Given problem. Quote the entries in full, character for character, without their images.
= = = = = = =
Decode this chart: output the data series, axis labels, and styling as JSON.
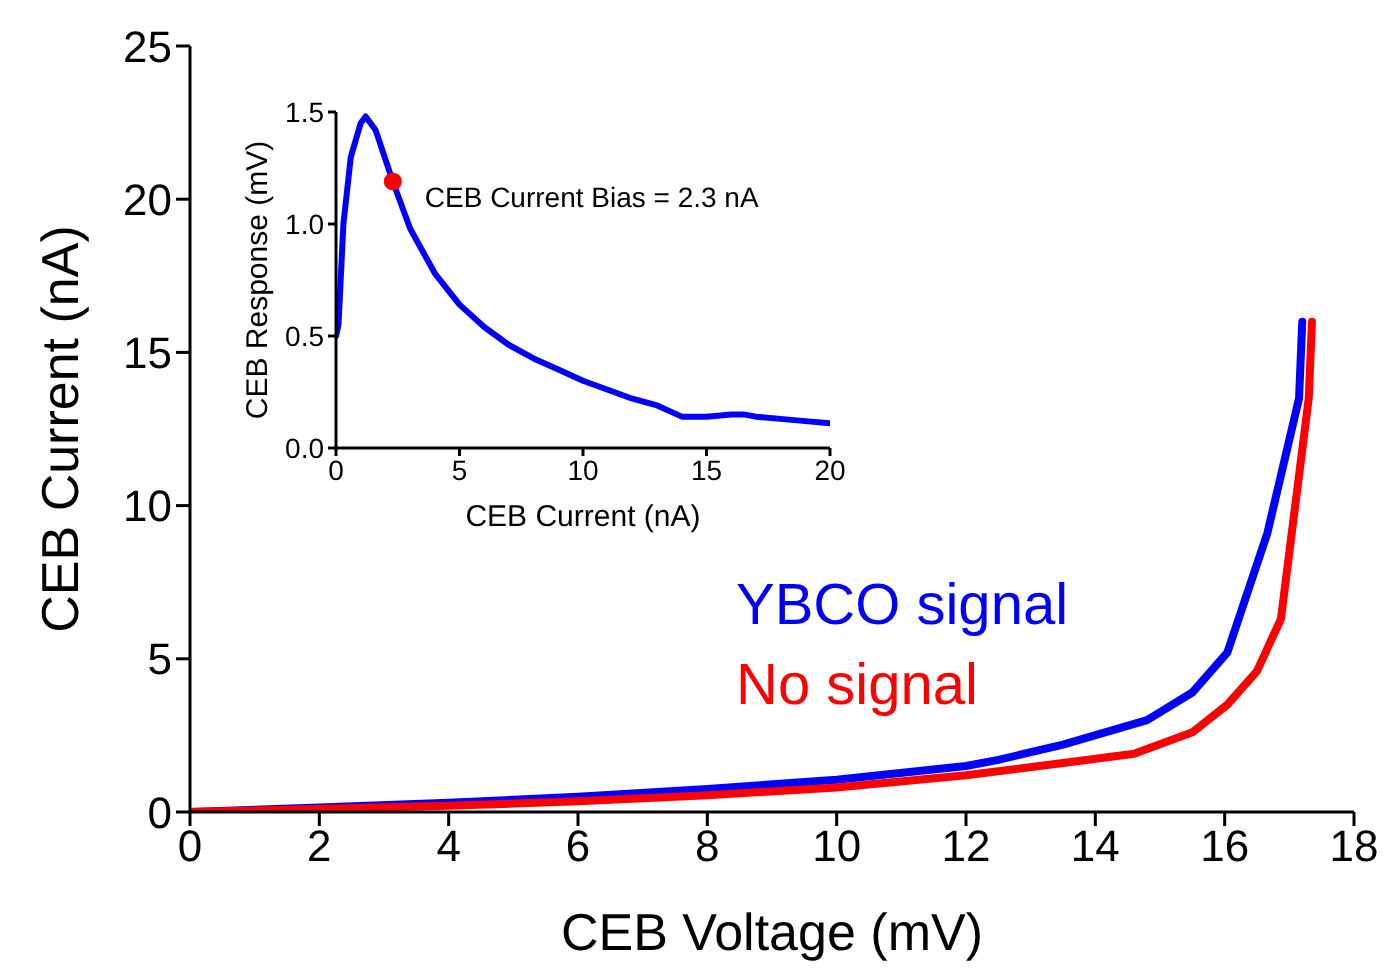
{
  "chart_data": [
    {
      "type": "line",
      "xlabel": "CEB Voltage (mV)",
      "ylabel": "CEB Current (nA)",
      "xlim": [
        0,
        18
      ],
      "xticks": [
        0,
        2,
        4,
        6,
        8,
        10,
        12,
        14,
        16,
        18
      ],
      "ylim": [
        0,
        25
      ],
      "yticks": [
        0,
        5,
        10,
        15,
        20,
        25
      ],
      "legend": "right",
      "marker": "none",
      "line_style": "solid",
      "series": [
        {
          "name": "YBCO signal",
          "color": "#0000ff",
          "x": [
            0,
            2,
            4,
            6,
            8,
            10,
            12,
            12.5,
            13.5,
            14.8,
            15.5,
            16.04,
            16.66,
            17.15,
            17.2
          ],
          "values": [
            0,
            0.15,
            0.3,
            0.5,
            0.75,
            1.05,
            1.5,
            1.7,
            2.2,
            3.0,
            3.9,
            5.2,
            9.1,
            13.5,
            16
          ]
        },
        {
          "name": "No signal",
          "color": "#ff0000",
          "x": [
            0,
            2,
            4,
            6,
            8,
            10,
            12,
            13.5,
            14.6,
            15.5,
            16.04,
            16.5,
            16.87,
            17.3,
            17.35
          ],
          "values": [
            0,
            0.1,
            0.2,
            0.35,
            0.55,
            0.8,
            1.2,
            1.6,
            1.9,
            2.6,
            3.5,
            4.6,
            6.3,
            13.5,
            16
          ]
        }
      ]
    },
    {
      "type": "line",
      "xlabel": "CEB Current (nA)",
      "ylabel": "CEB Response (mV)",
      "xlim": [
        0,
        20
      ],
      "xticks": [
        0,
        5,
        10,
        15,
        20
      ],
      "ylim": [
        0,
        1.5
      ],
      "yticks": [
        {
          "value": 0,
          "label": "0.0"
        },
        {
          "value": 0.5,
          "label": "0.5"
        },
        {
          "value": 1,
          "label": "1.0"
        },
        {
          "value": 1.5,
          "label": "1.5"
        }
      ],
      "line_style": "solid",
      "annotations": [
        {
          "text": "CEB Current Bias = 2.3 nA",
          "x": 2.3,
          "y": 1.19
        }
      ],
      "series": [
        {
          "color": "#0000ff",
          "x": [
            0,
            0.1,
            0.3,
            0.6,
            1,
            1.2,
            1.6,
            2.3,
            3,
            4,
            5,
            6,
            7,
            8,
            9,
            10,
            11,
            12,
            13,
            14,
            15,
            16,
            16.5,
            17,
            18,
            19,
            20
          ],
          "values": [
            0.5,
            0.55,
            1.0,
            1.3,
            1.45,
            1.48,
            1.42,
            1.19,
            0.98,
            0.78,
            0.64,
            0.54,
            0.46,
            0.4,
            0.35,
            0.3,
            0.26,
            0.22,
            0.19,
            0.14,
            0.14,
            0.15,
            0.15,
            0.14,
            0.13,
            0.12,
            0.11
          ],
          "marker": "none"
        },
        {
          "type": "scatter",
          "color": "#ff0000",
          "x": [
            2.3
          ],
          "values": [
            1.19
          ],
          "marker": "circle"
        }
      ]
    }
  ]
}
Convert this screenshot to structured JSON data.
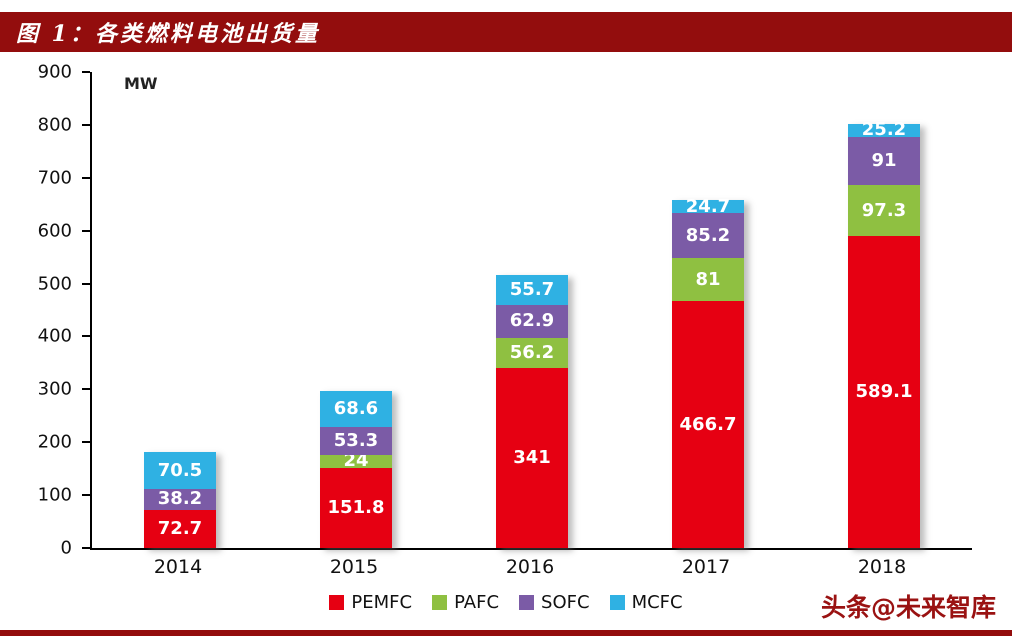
{
  "header": {
    "title": "图 1：各类燃料电池出货量"
  },
  "footer": {
    "watermark": "头条@未来智库"
  },
  "colors": {
    "header_bar": "#930d0d",
    "watermark_text": "#9a1212",
    "bottom_line": "#930d0d",
    "axis": "#000000"
  },
  "chart_data": {
    "type": "bar",
    "stacked": true,
    "title": "各类燃料电池出货量",
    "unit_label": "MW",
    "categories": [
      "2014",
      "2015",
      "2016",
      "2017",
      "2018"
    ],
    "series": [
      {
        "name": "PEMFC",
        "color": "#e60012",
        "values": [
          72.7,
          151.8,
          341,
          466.7,
          589.1
        ]
      },
      {
        "name": "PAFC",
        "color": "#8fc041",
        "values": [
          0,
          24,
          56.2,
          81,
          97.3
        ]
      },
      {
        "name": "SOFC",
        "color": "#7b5ba6",
        "values": [
          38.2,
          53.3,
          62.9,
          85.2,
          91
        ]
      },
      {
        "name": "MCFC",
        "color": "#2fb1e3",
        "values": [
          70.5,
          68.6,
          55.7,
          24.7,
          25.2
        ]
      }
    ],
    "ylim": [
      0,
      900
    ],
    "yticks": [
      0,
      100,
      200,
      300,
      400,
      500,
      600,
      700,
      800,
      900
    ],
    "grid": false,
    "legend_position": "bottom",
    "data_label_color": "#ffffff"
  }
}
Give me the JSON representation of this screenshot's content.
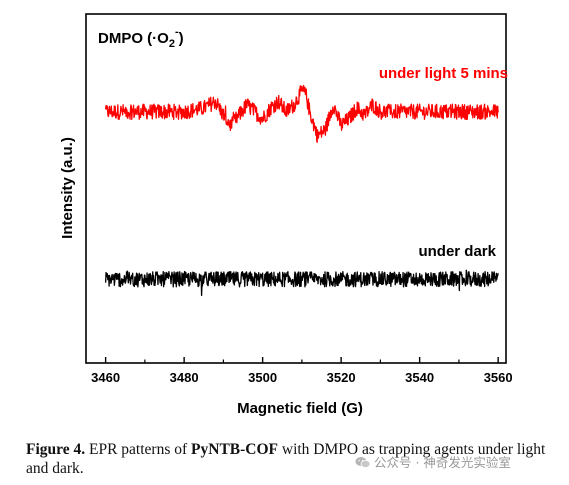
= = = = = = =
Reply to the exercise.
Decode this chart: output the data series, axis labels, and styling as JSON.
{
  "chart_data": [
    {
      "type": "line",
      "xlabel": "CEB Voltage (mV)",
      "ylabel": "CEB Current (nA)",
      "xlim": [
        0,
        18
      ],
      "xticks": [
        0,
        2,
        4,
        6,
        8,
        10,
        12,
        14,
        16,
        18
      ],
      "ylim": [
        0,
        25
      ],
      "yticks": [
        0,
        5,
        10,
        15,
        20,
        25
      ],
      "legend": "right",
      "marker": "none",
      "line_style": "solid",
      "series": [
        {
          "name": "YBCO signal",
          "color": "#0000ff",
          "x": [
            0,
            2,
            4,
            6,
            8,
            10,
            12,
            12.5,
            13.5,
            14.8,
            15.5,
            16.04,
            16.66,
            17.15,
            17.2
          ],
          "values": [
            0,
            0.15,
            0.3,
            0.5,
            0.75,
            1.05,
            1.5,
            1.7,
            2.2,
            3.0,
            3.9,
            5.2,
            9.1,
            13.5,
            16
          ]
        },
        {
          "name": "No signal",
          "color": "#ff0000",
          "x": [
            0,
            2,
            4,
            6,
            8,
            10,
            12,
            13.5,
            14.6,
            15.5,
            16.04,
            16.5,
            16.87,
            17.3,
            17.35
          ],
          "values": [
            0,
            0.1,
            0.2,
            0.35,
            0.55,
            0.8,
            1.2,
            1.6,
            1.9,
            2.6,
            3.5,
            4.6,
            6.3,
            13.5,
            16
          ]
        }
      ]
    },
    {
      "type": "line",
      "xlabel": "CEB Current (nA)",
      "ylabel": "CEB Response (mV)",
      "xlim": [
        0,
        20
      ],
      "xticks": [
        0,
        5,
        10,
        15,
        20
      ],
      "ylim": [
        0,
        1.5
      ],
      "yticks": [
        {
          "value": 0,
          "label": "0.0"
        },
        {
          "value": 0.5,
          "label": "0.5"
        },
        {
          "value": 1,
          "label": "1.0"
        },
        {
          "value": 1.5,
          "label": "1.5"
        }
      ],
      "line_style": "solid",
      "annotations": [
        {
          "text": "CEB Current Bias = 2.3 nA",
          "x": 2.3,
          "y": 1.19
        }
      ],
      "series": [
        {
          "color": "#0000ff",
          "x": [
            0,
            0.1,
            0.3,
            0.6,
            1,
            1.2,
            1.6,
            2.3,
            3,
            4,
            5,
            6,
            7,
            8,
            9,
            10,
            11,
            12,
            13,
            14,
            15,
            16,
            16.5,
            17,
            18,
            19,
            20
          ],
          "values": [
            0.5,
            0.55,
            1.0,
            1.3,
            1.45,
            1.48,
            1.42,
            1.19,
            0.98,
            0.78,
            0.64,
            0.54,
            0.46,
            0.4,
            0.35,
            0.3,
            0.26,
            0.22,
            0.19,
            0.14,
            0.14,
            0.15,
            0.15,
            0.14,
            0.13,
            0.12,
            0.11
          ],
          "marker": "none"
        },
        {
          "type": "scatter",
          "color": "#ff0000",
          "x": [
            2.3
          ],
          "values": [
            1.19
          ],
          "marker": "circle"
        }
      ]
    }
  ]
}
Convert this screenshot to structured JSON data.
{
  "header": {
    "title": "图 1：各类燃料电池出货量"
  },
  "footer": {
    "watermark": "头条@未来智库"
  },
  "colors": {
    "header_bar": "#930d0d",
    "watermark_text": "#9a1212",
    "bottom_line": "#930d0d",
    "axis": "#000000"
  },
  "chart_data": {
    "type": "bar",
    "stacked": true,
    "title": "各类燃料电池出货量",
    "unit_label": "MW",
    "categories": [
      "2014",
      "2015",
      "2016",
      "2017",
      "2018"
    ],
    "series": [
      {
        "name": "PEMFC",
        "color": "#e60012",
        "values": [
          72.7,
          151.8,
          341,
          466.7,
          589.1
        ]
      },
      {
        "name": "PAFC",
        "color": "#8fc041",
        "values": [
          0,
          24,
          56.2,
          81,
          97.3
        ]
      },
      {
        "name": "SOFC",
        "color": "#7b5ba6",
        "values": [
          38.2,
          53.3,
          62.9,
          85.2,
          91
        ]
      },
      {
        "name": "MCFC",
        "color": "#2fb1e3",
        "values": [
          70.5,
          68.6,
          55.7,
          24.7,
          25.2
        ]
      }
    ],
    "ylim": [
      0,
      900
    ],
    "yticks": [
      0,
      100,
      200,
      300,
      400,
      500,
      600,
      700,
      800,
      900
    ],
    "grid": false,
    "legend_position": "bottom",
    "data_label_color": "#ffffff"
  }
}
Give me the JSON representation of this screenshot's content.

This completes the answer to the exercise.